-- BEGIN Record extracts --
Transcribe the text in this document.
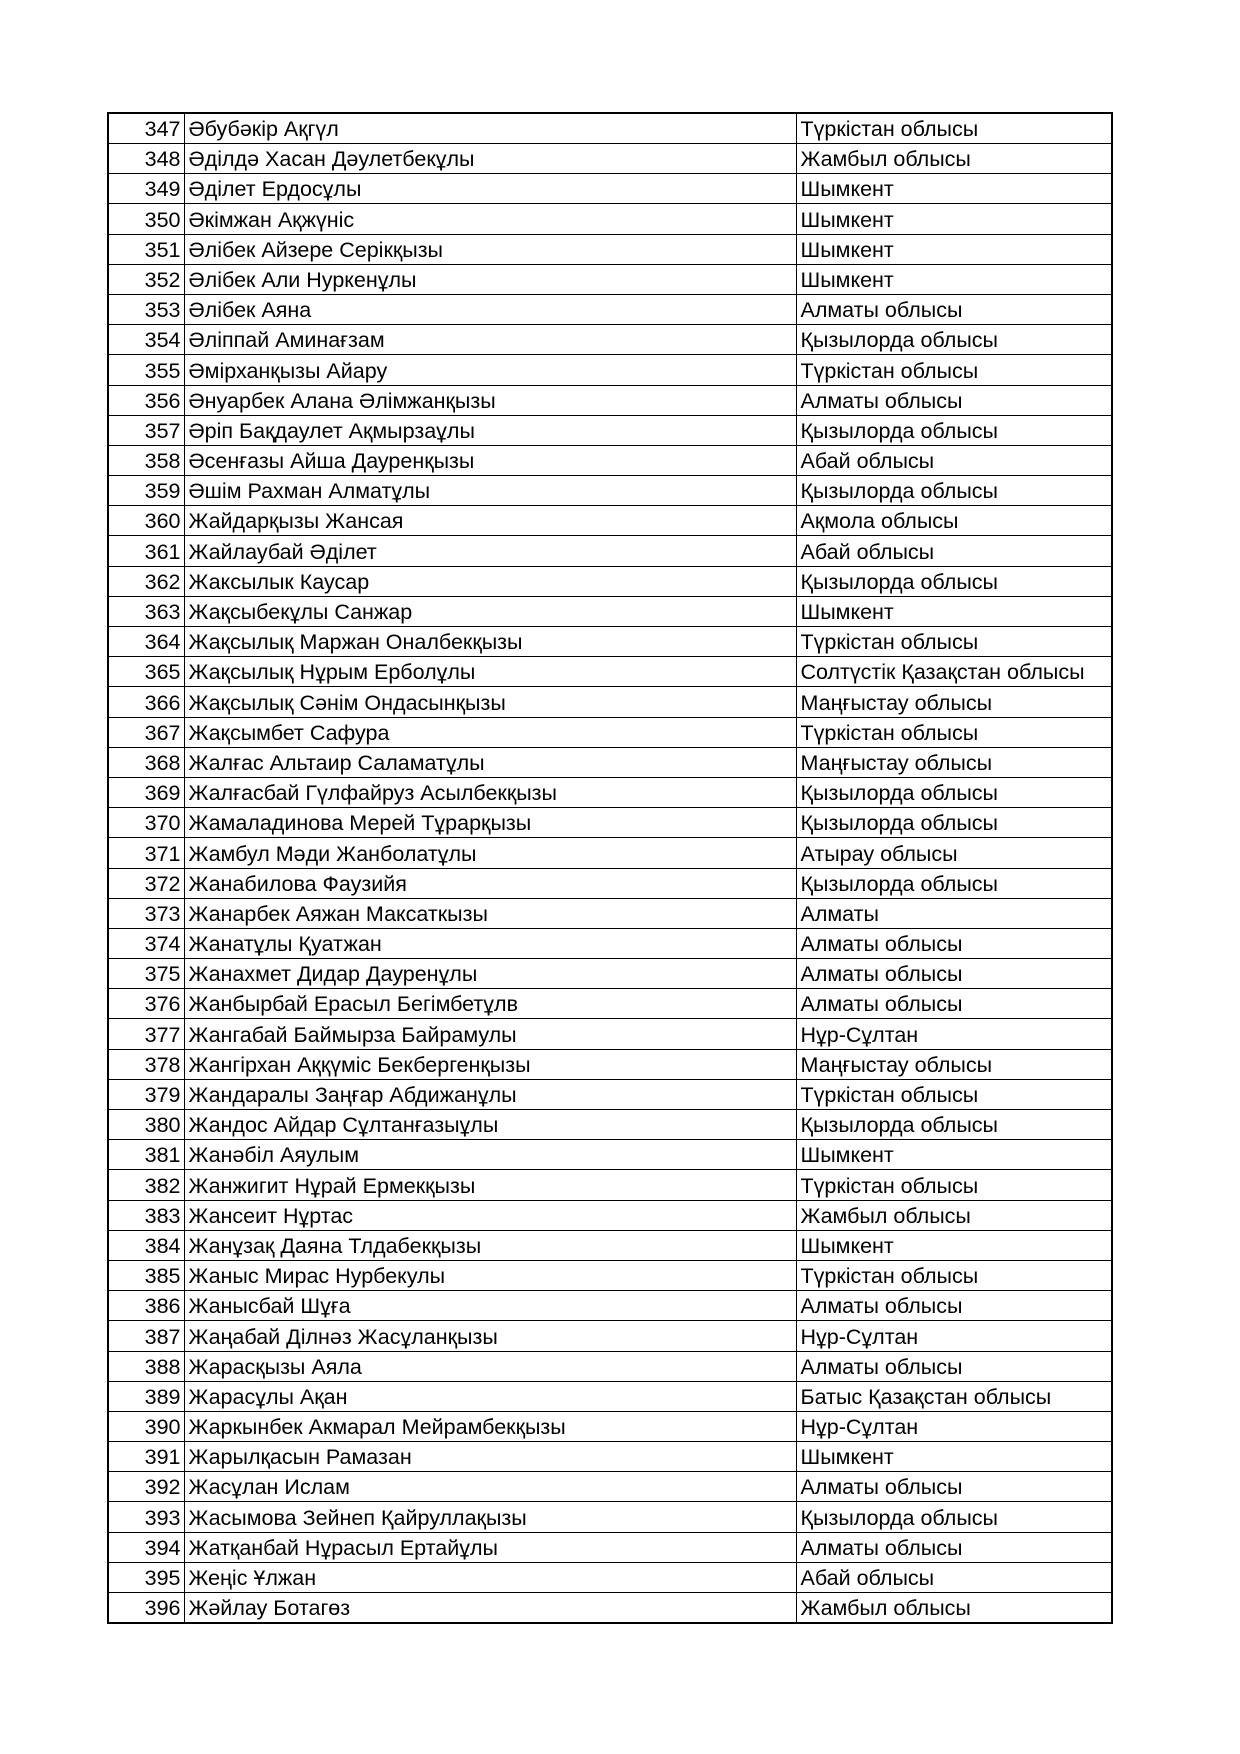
347	Әбубәкір Ақгүл	Түркістан облысы
348	Әділдә Хасан Дәулетбекұлы	Жамбыл облысы
349	Әділет Ердосұлы	Шымкент
350	Әкімжан Ақжүніс	Шымкент
351	Әлібек Айзере Серікқызы	Шымкент
352	Әлібек Али Нуркенұлы	Шымкент
353	Әлібек Аяна	Алматы облысы
354	Әліппай Аминағзам	Қызылорда облысы
355	Әмірханқызы Айару	Түркістан облысы
356	Әнуарбек Алана Әлімжанқызы	Алматы облысы
357	Әріп Бақдаулет Ақмырзаұлы	Қызылорда облысы
358	Әсенғазы Айша Дауренқызы	Абай облысы
359	Әшім Рахман Алматұлы	Қызылорда облысы
360	Жайдарқызы Жансая	Ақмола облысы
361	Жайлаубай Әділет	Абай облысы
362	Жаксылык Каусар	Қызылорда облысы
363	Жақсыбекұлы Санжар	Шымкент
364	Жақсылық Маржан Оналбекқызы	Түркістан облысы
365	Жақсылық Нұрым Ерболұлы	Солтүстік Қазақстан облысы
366	Жақсылық Сәнім Ондасынқызы	Маңғыстау облысы
367	Жақсымбет Сафура	Түркістан облысы
368	Жалғас Альтаир Саламатұлы	Маңғыстау облысы
369	Жалғасбай Гүлфайруз Асылбекқызы	Қызылорда облысы
370	Жамаладинова Мерей Тұрарқызы	Қызылорда облысы
371	Жамбул Мәди Жанболатұлы	Атырау облысы
372	Жанабилова Фаузийя	Қызылорда облысы
373	Жанарбек Аяжан Максаткызы	Алматы
374	Жанатұлы Қуатжан	Алматы облысы
375	Жанахмет Дидар Дауренұлы	Алматы облысы
376	Жанбырбай Ерасыл Бегімбетұлв	Алматы облысы
377	Жангабай Баймырза Байрамулы	Нұр-Сұлтан
378	Жангірхан Аққүміс Бекбергенқызы	Маңғыстау облысы
379	Жандаралы Заңғар Абдижанұлы	Түркістан облысы
380	Жандос Айдар Сұлтанғазыұлы	Қызылорда облысы
381	Жанәбіл Аяулым	Шымкент
382	Жанжигит Нұрай Ермекқызы	Түркістан облысы
383	Жансеит Нұртас	Жамбыл облысы
384	Жанұзақ Даяна Тлдабекқызы	Шымкент
385	Жаныс Мирас Нурбекулы	Түркістан облысы
386	Жанысбай Шұға	Алматы облысы
387	Жаңабай Ділнәз Жасұланқызы	Нұр-Сұлтан
388	Жарасқызы Аяла	Алматы облысы
389	Жарасұлы Ақан	Батыс Қазақстан облысы
390	Жаркынбек Акмарал Мейрамбекқызы	Нұр-Сұлтан
391	Жарылқасын Рамазан	Шымкент
392	Жасұлан Ислам	Алматы облысы
393	Жасымова Зейнеп Қайруллақызы	Қызылорда облысы
394	Жатқанбай Нұрасыл Ертайұлы	Алматы облысы
395	Жеңіс Ұлжан	Абай облысы
396	Жәйлау Ботагөз	Жамбыл облысы
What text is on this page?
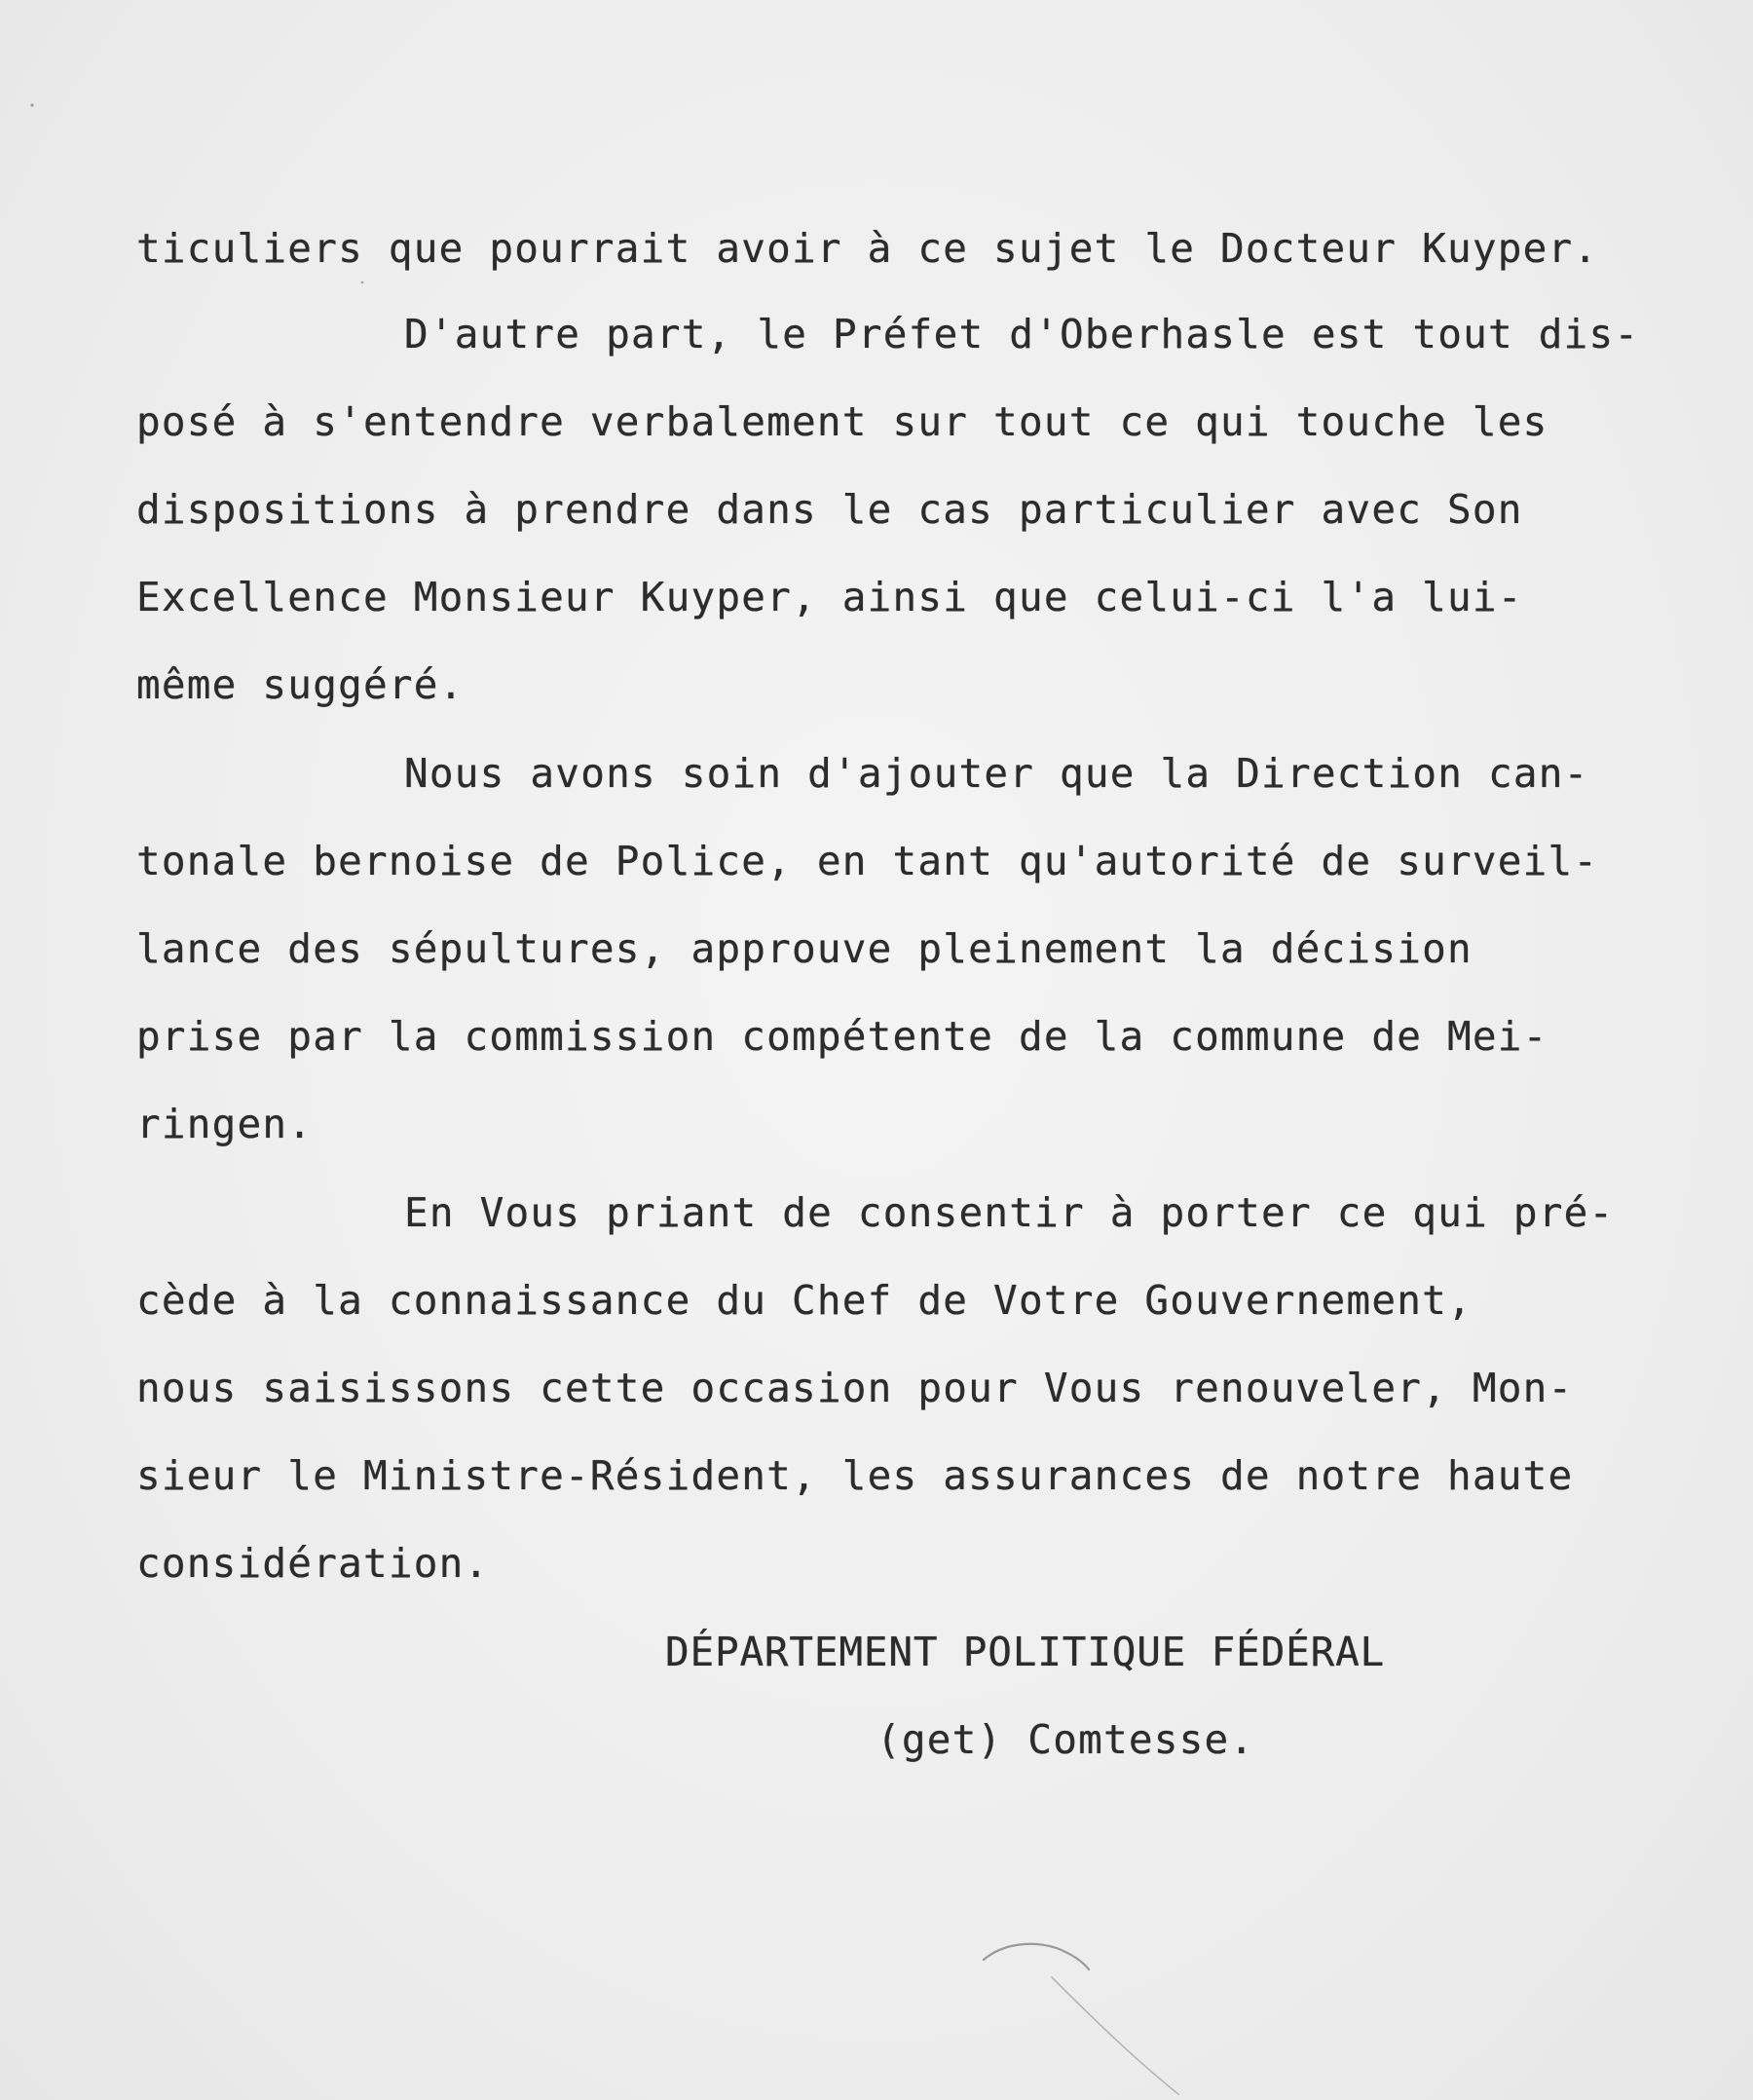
ticuliers que pourrait avoir à ce sujet le Docteur Kuyper.
D'autre part, le Préfet d'Oberhasle est tout dis-
posé à s'entendre verbalement sur tout ce qui touche les
dispositions à prendre dans le cas particulier avec Son
Excellence Monsieur Kuyper, ainsi que celui-ci l'a lui-
même suggéré.
Nous avons soin d'ajouter que la Direction can-
tonale bernoise de Police, en tant qu'autorité de surveil-
lance des sépultures, approuve pleinement la décision
prise par la commission compétente de la commune de Mei-
ringen.
En Vous priant de consentir à porter ce qui pré-
cède à la connaissance du Chef de Votre Gouvernement,
nous saisissons cette occasion pour Vous renouveler, Mon-
sieur le Ministre-Résident, les assurances de notre haute
considération.
DÉPARTEMENT POLITIQUE FÉDÉRAL
(get) Comtesse.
-- END Record extracts --
Can you restate all the records above word for word while dropping the pictures?

Transcribe the text in this document.
347	Әбубәкір Ақгүл	Түркістан облысы
348	Әділдә Хасан Дәулетбекұлы	Жамбыл облысы
349	Әділет Ердосұлы	Шымкент
350	Әкімжан Ақжүніс	Шымкент
351	Әлібек Айзере Серікқызы	Шымкент
352	Әлібек Али Нуркенұлы	Шымкент
353	Әлібек Аяна	Алматы облысы
354	Әліппай Аминағзам	Қызылорда облысы
355	Әмірханқызы Айару	Түркістан облысы
356	Әнуарбек Алана Әлімжанқызы	Алматы облысы
357	Әріп Бақдаулет Ақмырзаұлы	Қызылорда облысы
358	Әсенғазы Айша Дауренқызы	Абай облысы
359	Әшім Рахман Алматұлы	Қызылорда облысы
360	Жайдарқызы Жансая	Ақмола облысы
361	Жайлаубай Әділет	Абай облысы
362	Жаксылык Каусар	Қызылорда облысы
363	Жақсыбекұлы Санжар	Шымкент
364	Жақсылық Маржан Оналбекқызы	Түркістан облысы
365	Жақсылық Нұрым Ерболұлы	Солтүстік Қазақстан облысы
366	Жақсылық Сәнім Ондасынқызы	Маңғыстау облысы
367	Жақсымбет Сафура	Түркістан облысы
368	Жалғас Альтаир Саламатұлы	Маңғыстау облысы
369	Жалғасбай Гүлфайруз Асылбекқызы	Қызылорда облысы
370	Жамаладинова Мерей Тұрарқызы	Қызылорда облысы
371	Жамбул Мәди Жанболатұлы	Атырау облысы
372	Жанабилова Фаузийя	Қызылорда облысы
373	Жанарбек Аяжан Максаткызы	Алматы
374	Жанатұлы Қуатжан	Алматы облысы
375	Жанахмет Дидар Дауренұлы	Алматы облысы
376	Жанбырбай Ерасыл Бегімбетұлв	Алматы облысы
377	Жангабай Баймырза Байрамулы	Нұр-Сұлтан
378	Жангірхан Аққүміс Бекбергенқызы	Маңғыстау облысы
379	Жандаралы Заңғар Абдижанұлы	Түркістан облысы
380	Жандос Айдар Сұлтанғазыұлы	Қызылорда облысы
381	Жанәбіл Аяулым	Шымкент
382	Жанжигит Нұрай Ермекқызы	Түркістан облысы
383	Жансеит Нұртас	Жамбыл облысы
384	Жанұзақ Даяна Тлдабекқызы	Шымкент
385	Жаныс Мирас Нурбекулы	Түркістан облысы
386	Жанысбай Шұға	Алматы облысы
387	Жаңабай Ділнәз Жасұланқызы	Нұр-Сұлтан
388	Жарасқызы Аяла	Алматы облысы
389	Жарасұлы Ақан	Батыс Қазақстан облысы
390	Жаркынбек Акмарал Мейрамбекқызы	Нұр-Сұлтан
391	Жарылқасын Рамазан	Шымкент
392	Жасұлан Ислам	Алматы облысы
393	Жасымова Зейнеп Қайруллақызы	Қызылорда облысы
394	Жатқанбай Нұрасыл Ертайұлы	Алматы облысы
395	Жеңіс Ұлжан	Абай облысы
396	Жәйлау Ботагөз	Жамбыл облысы
What text is on this page?
ticuliers que pourrait avoir à ce sujet le Docteur Kuyper.
D'autre part, le Préfet d'Oberhasle est tout dis-
posé à s'entendre verbalement sur tout ce qui touche les
dispositions à prendre dans le cas particulier avec Son
Excellence Monsieur Kuyper, ainsi que celui-ci l'a lui-
même suggéré.
Nous avons soin d'ajouter que la Direction can-
tonale bernoise de Police, en tant qu'autorité de surveil-
lance des sépultures, approuve pleinement la décision
prise par la commission compétente de la commune de Mei-
ringen.
En Vous priant de consentir à porter ce qui pré-
cède à la connaissance du Chef de Votre Gouvernement,
nous saisissons cette occasion pour Vous renouveler, Mon-
sieur le Ministre-Résident, les assurances de notre haute
considération.
DÉPARTEMENT POLITIQUE FÉDÉRAL
(get) Comtesse.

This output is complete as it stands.